STATED TASK
Provide only the number of lines in the listing that contain the string "JSON".
** BEGIN DATA SHOWN **
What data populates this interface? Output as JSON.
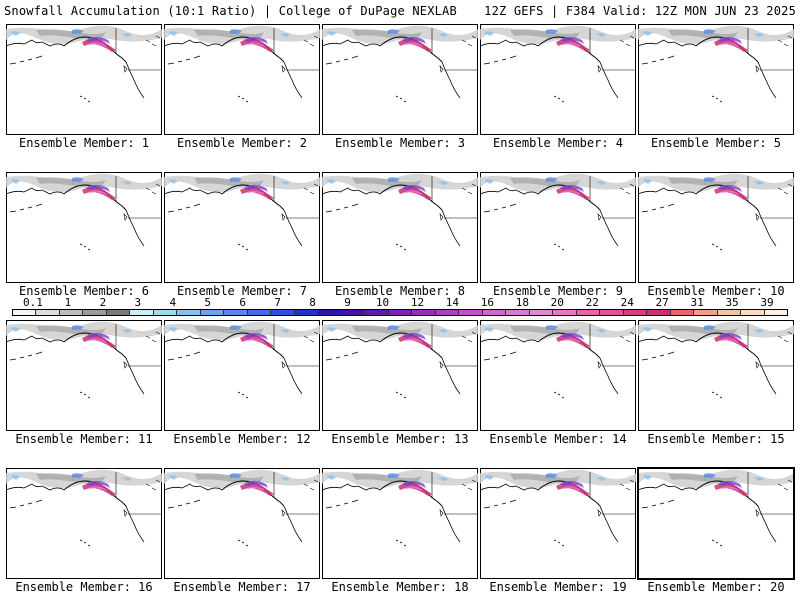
{
  "header": {
    "title_left": "Snowfall Accumulation (10:1 Ratio) | College of DuPage NEXLAB",
    "title_right": "12Z GEFS | F384 Valid: 12Z MON JUN 23 2025"
  },
  "colorbar": {
    "labels": [
      "0.1",
      "1",
      "2",
      "3",
      "4",
      "5",
      "6",
      "7",
      "8",
      "9",
      "10",
      "12",
      "14",
      "16",
      "18",
      "20",
      "22",
      "24",
      "27",
      "31",
      "35",
      "39"
    ],
    "colors": [
      "#f4f4f4",
      "#dcdcdc",
      "#bcbcbc",
      "#9a9a9a",
      "#7a7a7a",
      "#c8f0f8",
      "#9cdcf0",
      "#86c0ee",
      "#6ea4ea",
      "#5888e6",
      "#426ce4",
      "#2c50e0",
      "#1d36c8",
      "#2a16a8",
      "#4c10a0",
      "#6418a0",
      "#7c22a8",
      "#9630b0",
      "#aa40bc",
      "#be54c8",
      "#cc66d0",
      "#d678d4",
      "#e088d8",
      "#e478c4",
      "#e066b0",
      "#dc529c",
      "#d43e86",
      "#cc2e70",
      "#e46a6a",
      "#f0a080",
      "#f6c49e",
      "#fbdcc0",
      "#fef0e0"
    ]
  },
  "panels": [
    {
      "label": "Ensemble Member: 1"
    },
    {
      "label": "Ensemble Member: 2"
    },
    {
      "label": "Ensemble Member: 3"
    },
    {
      "label": "Ensemble Member: 4"
    },
    {
      "label": "Ensemble Member: 5"
    },
    {
      "label": "Ensemble Member: 6"
    },
    {
      "label": "Ensemble Member: 7"
    },
    {
      "label": "Ensemble Member: 8"
    },
    {
      "label": "Ensemble Member: 9"
    },
    {
      "label": "Ensemble Member: 10"
    },
    {
      "label": "Ensemble Member: 11"
    },
    {
      "label": "Ensemble Member: 12"
    },
    {
      "label": "Ensemble Member: 13"
    },
    {
      "label": "Ensemble Member: 14"
    },
    {
      "label": "Ensemble Member: 15"
    },
    {
      "label": "Ensemble Member: 16"
    },
    {
      "label": "Ensemble Member: 17"
    },
    {
      "label": "Ensemble Member: 18"
    },
    {
      "label": "Ensemble Member: 19"
    },
    {
      "label": "Ensemble Member: 20"
    }
  ]
}
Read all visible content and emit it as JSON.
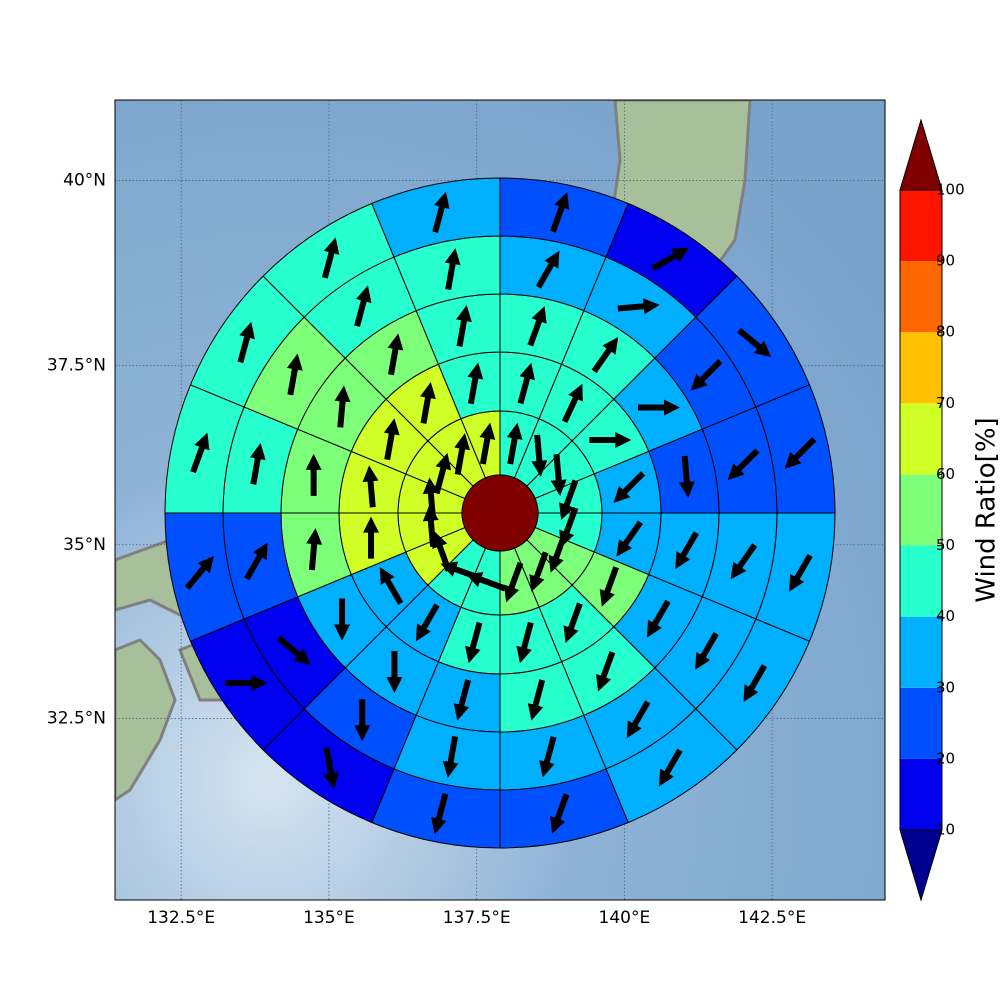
{
  "map": {
    "projection": "mercator",
    "xlim": [
      131.38,
      144.41
    ],
    "ylim": [
      29.81,
      41.06
    ],
    "grid": true,
    "xticks": [
      {
        "value": 132.5,
        "label": "132.5°E"
      },
      {
        "value": 135,
        "label": "135°E"
      },
      {
        "value": 137.5,
        "label": "137.5°E"
      },
      {
        "value": 140,
        "label": "140°E"
      },
      {
        "value": 142.5,
        "label": "142.5°E"
      }
    ],
    "yticks": [
      {
        "value": 32.5,
        "label": "32.5°N"
      },
      {
        "value": 35,
        "label": "35°N"
      },
      {
        "value": 37.5,
        "label": "37.5°N"
      },
      {
        "value": 40,
        "label": "40°N"
      }
    ],
    "colorbar": {
      "label": "Wind Ratio[%]",
      "levels": [
        10,
        20,
        30,
        40,
        50,
        60,
        70,
        80,
        90,
        100
      ],
      "colors": [
        "#0000f0",
        "#0050ff",
        "#00b0ff",
        "#28ffce",
        "#7dff7a",
        "#d0ff28",
        "#ffc000",
        "#ff6800",
        "#ff1400"
      ],
      "under": "#00008f",
      "over": "#800000"
    },
    "rings": [
      {
        "values": [
          45,
          45,
          45,
          45,
          45,
          55,
          55,
          55,
          45,
          45,
          65,
          65,
          65,
          65,
          65,
          65
        ],
        "directions": [
          10,
          175,
          175,
          200,
          200,
          200,
          200,
          200,
          290,
          290,
          340,
          355,
          355,
          15,
          10,
          10
        ]
      },
      {
        "values": [
          45,
          45,
          45,
          35,
          35,
          55,
          45,
          45,
          45,
          35,
          35,
          65,
          65,
          65,
          65,
          45
        ],
        "directions": [
          15,
          25,
          90,
          225,
          215,
          200,
          200,
          195,
          195,
          210,
          330,
          0,
          355,
          10,
          10,
          10
        ]
      },
      {
        "values": [
          45,
          45,
          35,
          25,
          35,
          35,
          45,
          45,
          35,
          35,
          35,
          55,
          55,
          55,
          55,
          45
        ],
        "directions": [
          20,
          35,
          90,
          175,
          210,
          210,
          200,
          195,
          195,
          180,
          180,
          5,
          0,
          5,
          10,
          10
        ]
      },
      {
        "values": [
          35,
          35,
          25,
          25,
          35,
          35,
          35,
          35,
          35,
          25,
          15,
          25,
          45,
          55,
          45,
          45
        ],
        "directions": [
          30,
          85,
          225,
          225,
          215,
          210,
          210,
          195,
          190,
          180,
          130,
          30,
          10,
          10,
          15,
          10
        ]
      },
      {
        "values": [
          25,
          15,
          25,
          25,
          35,
          35,
          35,
          25,
          25,
          15,
          15,
          25,
          45,
          45,
          45,
          35
        ],
        "directions": [
          20,
          60,
          130,
          225,
          210,
          210,
          210,
          200,
          195,
          170,
          90,
          40,
          20,
          15,
          15,
          15
        ]
      }
    ]
  }
}
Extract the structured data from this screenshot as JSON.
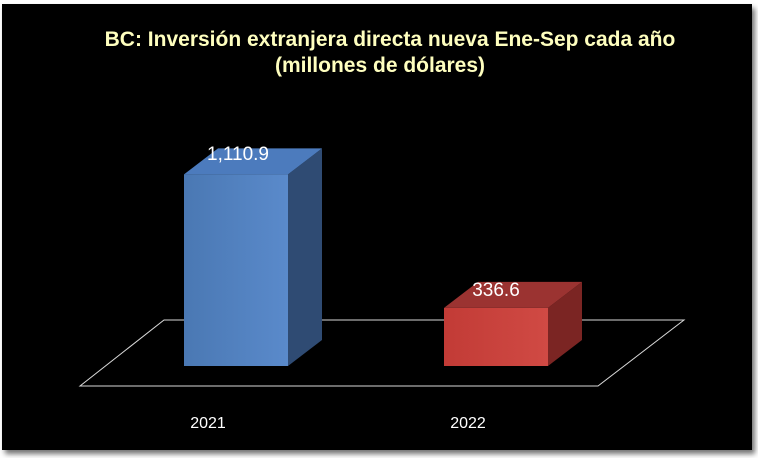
{
  "chart_data": {
    "type": "bar",
    "title_lines": [
      "BC: Inversión extranjera directa nueva Ene-Sep cada año",
      "(millones de dólares)"
    ],
    "categories": [
      "2021",
      "2022"
    ],
    "values": [
      1110.9,
      336.6
    ],
    "value_labels": [
      "1,110.9",
      "336.6"
    ],
    "bar_colors": [
      "#4f81bd",
      "#c0504d"
    ],
    "xlabel": "",
    "ylabel": "",
    "ylim": [
      0,
      1200
    ],
    "grid": false,
    "legend": "none",
    "style": "3d-column"
  }
}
** END DATA SHOWN **
EXERCISE OUTPUT
3